» Job
Look through the listing and locate every line containing the word "that"; copy those lines.

» Data rows
══════════
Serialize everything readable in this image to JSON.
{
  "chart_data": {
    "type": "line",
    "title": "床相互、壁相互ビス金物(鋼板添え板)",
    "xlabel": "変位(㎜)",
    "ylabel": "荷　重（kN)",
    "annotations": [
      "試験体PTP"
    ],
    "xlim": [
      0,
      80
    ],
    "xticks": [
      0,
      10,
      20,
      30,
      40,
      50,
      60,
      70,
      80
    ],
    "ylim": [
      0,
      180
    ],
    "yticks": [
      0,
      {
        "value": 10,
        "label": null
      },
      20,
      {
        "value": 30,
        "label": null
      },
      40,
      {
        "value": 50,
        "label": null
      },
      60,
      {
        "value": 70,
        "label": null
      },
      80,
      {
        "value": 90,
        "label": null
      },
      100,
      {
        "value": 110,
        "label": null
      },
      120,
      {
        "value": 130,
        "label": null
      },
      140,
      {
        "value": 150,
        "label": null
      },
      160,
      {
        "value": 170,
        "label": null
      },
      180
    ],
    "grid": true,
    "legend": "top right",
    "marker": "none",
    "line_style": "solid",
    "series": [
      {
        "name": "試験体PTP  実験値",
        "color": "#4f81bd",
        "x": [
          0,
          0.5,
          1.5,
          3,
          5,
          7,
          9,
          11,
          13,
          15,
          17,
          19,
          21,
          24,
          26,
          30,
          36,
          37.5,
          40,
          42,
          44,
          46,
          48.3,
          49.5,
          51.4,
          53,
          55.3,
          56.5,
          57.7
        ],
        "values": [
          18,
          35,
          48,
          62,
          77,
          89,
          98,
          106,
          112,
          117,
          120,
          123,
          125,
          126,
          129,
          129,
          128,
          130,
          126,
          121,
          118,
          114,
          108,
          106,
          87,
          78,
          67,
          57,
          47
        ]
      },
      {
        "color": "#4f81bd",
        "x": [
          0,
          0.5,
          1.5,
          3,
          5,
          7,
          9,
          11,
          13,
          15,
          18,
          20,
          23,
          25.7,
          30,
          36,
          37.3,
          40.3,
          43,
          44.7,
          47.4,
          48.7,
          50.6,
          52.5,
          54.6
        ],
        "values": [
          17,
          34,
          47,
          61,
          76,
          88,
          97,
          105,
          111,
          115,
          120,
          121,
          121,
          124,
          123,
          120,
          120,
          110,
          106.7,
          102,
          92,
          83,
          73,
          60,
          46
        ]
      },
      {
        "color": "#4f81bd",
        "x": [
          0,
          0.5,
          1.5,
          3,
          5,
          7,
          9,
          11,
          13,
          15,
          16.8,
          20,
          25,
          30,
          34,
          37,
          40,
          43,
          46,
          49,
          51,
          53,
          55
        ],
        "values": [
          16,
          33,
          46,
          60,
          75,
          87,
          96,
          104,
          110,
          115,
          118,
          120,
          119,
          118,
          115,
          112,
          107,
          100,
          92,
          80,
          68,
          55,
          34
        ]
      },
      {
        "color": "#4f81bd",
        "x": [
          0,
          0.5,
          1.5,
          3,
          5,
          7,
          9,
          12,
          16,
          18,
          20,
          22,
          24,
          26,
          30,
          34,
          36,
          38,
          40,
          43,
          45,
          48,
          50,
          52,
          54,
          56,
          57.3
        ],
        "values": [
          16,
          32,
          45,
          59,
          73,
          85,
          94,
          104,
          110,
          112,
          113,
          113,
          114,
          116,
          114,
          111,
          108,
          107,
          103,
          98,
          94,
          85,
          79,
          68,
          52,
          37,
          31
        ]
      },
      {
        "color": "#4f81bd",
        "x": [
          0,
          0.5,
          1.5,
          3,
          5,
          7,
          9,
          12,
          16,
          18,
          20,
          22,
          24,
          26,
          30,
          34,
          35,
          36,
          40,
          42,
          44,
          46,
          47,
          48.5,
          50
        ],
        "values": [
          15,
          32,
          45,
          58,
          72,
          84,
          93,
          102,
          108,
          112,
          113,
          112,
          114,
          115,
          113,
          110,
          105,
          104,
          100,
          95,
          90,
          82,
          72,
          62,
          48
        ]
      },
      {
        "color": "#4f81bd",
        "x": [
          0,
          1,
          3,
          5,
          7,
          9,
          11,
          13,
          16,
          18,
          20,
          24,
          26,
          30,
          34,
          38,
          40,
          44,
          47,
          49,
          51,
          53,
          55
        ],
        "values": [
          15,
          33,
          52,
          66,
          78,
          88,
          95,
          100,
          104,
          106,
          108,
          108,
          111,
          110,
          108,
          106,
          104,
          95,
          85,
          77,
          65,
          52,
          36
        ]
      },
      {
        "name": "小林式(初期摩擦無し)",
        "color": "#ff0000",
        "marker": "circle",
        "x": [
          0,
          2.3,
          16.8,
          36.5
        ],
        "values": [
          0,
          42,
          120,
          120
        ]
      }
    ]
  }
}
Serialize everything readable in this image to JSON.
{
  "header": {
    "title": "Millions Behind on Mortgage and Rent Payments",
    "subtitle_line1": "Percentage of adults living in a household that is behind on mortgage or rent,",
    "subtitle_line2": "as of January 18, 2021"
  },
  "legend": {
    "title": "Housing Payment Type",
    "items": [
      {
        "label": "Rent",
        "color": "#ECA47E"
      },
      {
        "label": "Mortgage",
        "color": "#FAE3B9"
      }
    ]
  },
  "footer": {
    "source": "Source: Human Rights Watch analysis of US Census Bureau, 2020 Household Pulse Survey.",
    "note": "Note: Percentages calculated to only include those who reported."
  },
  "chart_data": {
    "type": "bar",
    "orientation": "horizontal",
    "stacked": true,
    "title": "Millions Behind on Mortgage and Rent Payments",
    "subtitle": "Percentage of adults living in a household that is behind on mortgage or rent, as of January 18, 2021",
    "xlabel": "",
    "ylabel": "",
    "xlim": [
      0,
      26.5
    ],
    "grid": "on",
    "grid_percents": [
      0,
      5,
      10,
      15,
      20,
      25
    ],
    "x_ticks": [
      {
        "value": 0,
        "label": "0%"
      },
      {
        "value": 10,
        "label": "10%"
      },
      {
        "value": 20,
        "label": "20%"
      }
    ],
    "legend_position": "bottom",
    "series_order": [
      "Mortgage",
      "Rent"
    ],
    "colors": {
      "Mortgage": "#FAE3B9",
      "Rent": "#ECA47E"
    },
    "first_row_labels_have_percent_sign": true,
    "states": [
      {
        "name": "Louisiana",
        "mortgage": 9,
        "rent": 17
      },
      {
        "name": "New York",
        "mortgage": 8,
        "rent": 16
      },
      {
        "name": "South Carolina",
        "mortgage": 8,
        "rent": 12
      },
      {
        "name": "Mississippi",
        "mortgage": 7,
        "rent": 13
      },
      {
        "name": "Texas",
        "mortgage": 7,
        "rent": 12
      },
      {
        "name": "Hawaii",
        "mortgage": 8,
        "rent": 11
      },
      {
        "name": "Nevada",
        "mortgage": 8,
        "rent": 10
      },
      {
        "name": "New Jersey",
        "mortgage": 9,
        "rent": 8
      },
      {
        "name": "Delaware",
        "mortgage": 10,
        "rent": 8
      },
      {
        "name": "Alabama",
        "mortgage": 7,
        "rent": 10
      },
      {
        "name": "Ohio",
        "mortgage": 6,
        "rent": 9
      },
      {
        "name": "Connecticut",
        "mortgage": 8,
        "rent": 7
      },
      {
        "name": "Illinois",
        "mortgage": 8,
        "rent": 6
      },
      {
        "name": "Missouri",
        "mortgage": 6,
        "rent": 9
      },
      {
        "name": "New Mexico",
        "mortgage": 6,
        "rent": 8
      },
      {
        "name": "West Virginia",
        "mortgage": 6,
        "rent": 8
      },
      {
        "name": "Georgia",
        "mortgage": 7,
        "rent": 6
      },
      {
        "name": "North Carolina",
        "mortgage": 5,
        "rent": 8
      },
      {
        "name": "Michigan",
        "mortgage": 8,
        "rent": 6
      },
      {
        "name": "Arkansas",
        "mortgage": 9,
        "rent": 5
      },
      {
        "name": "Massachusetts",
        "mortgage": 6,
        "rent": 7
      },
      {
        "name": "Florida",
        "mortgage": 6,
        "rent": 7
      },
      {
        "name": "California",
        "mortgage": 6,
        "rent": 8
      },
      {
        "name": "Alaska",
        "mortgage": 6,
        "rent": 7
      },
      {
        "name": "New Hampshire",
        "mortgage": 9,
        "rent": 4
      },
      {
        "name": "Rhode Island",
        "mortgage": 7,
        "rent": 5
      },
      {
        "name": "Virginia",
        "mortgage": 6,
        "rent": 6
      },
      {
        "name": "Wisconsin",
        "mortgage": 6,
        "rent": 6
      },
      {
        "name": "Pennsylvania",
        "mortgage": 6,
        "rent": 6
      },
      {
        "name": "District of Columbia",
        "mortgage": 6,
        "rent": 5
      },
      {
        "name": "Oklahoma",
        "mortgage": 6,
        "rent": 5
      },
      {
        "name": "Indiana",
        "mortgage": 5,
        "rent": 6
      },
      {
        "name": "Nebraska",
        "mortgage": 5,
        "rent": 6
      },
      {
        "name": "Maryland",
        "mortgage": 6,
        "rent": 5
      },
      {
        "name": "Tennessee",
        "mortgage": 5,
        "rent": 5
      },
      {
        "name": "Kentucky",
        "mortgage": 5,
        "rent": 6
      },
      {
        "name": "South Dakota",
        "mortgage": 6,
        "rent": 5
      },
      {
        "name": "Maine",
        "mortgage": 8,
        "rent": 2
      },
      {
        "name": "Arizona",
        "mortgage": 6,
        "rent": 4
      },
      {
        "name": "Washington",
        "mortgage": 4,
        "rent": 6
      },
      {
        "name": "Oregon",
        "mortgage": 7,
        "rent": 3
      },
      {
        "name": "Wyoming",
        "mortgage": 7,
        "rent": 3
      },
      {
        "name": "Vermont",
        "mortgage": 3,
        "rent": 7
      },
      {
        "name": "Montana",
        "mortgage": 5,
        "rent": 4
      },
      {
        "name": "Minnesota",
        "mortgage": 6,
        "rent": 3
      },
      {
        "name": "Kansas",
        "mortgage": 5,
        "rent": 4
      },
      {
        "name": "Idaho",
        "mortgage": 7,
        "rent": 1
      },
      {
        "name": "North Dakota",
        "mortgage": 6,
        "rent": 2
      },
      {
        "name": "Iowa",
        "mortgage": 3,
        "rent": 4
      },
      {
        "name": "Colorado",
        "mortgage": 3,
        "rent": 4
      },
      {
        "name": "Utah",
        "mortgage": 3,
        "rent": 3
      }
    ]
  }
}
══════════
» The solution
    "subtitle_line1": "Percentage of adults living in a household that is behind on mortgage or rent,",
    "subtitle": "Percentage of adults living in a household that is behind on mortgage or rent, as of January 18, 2021",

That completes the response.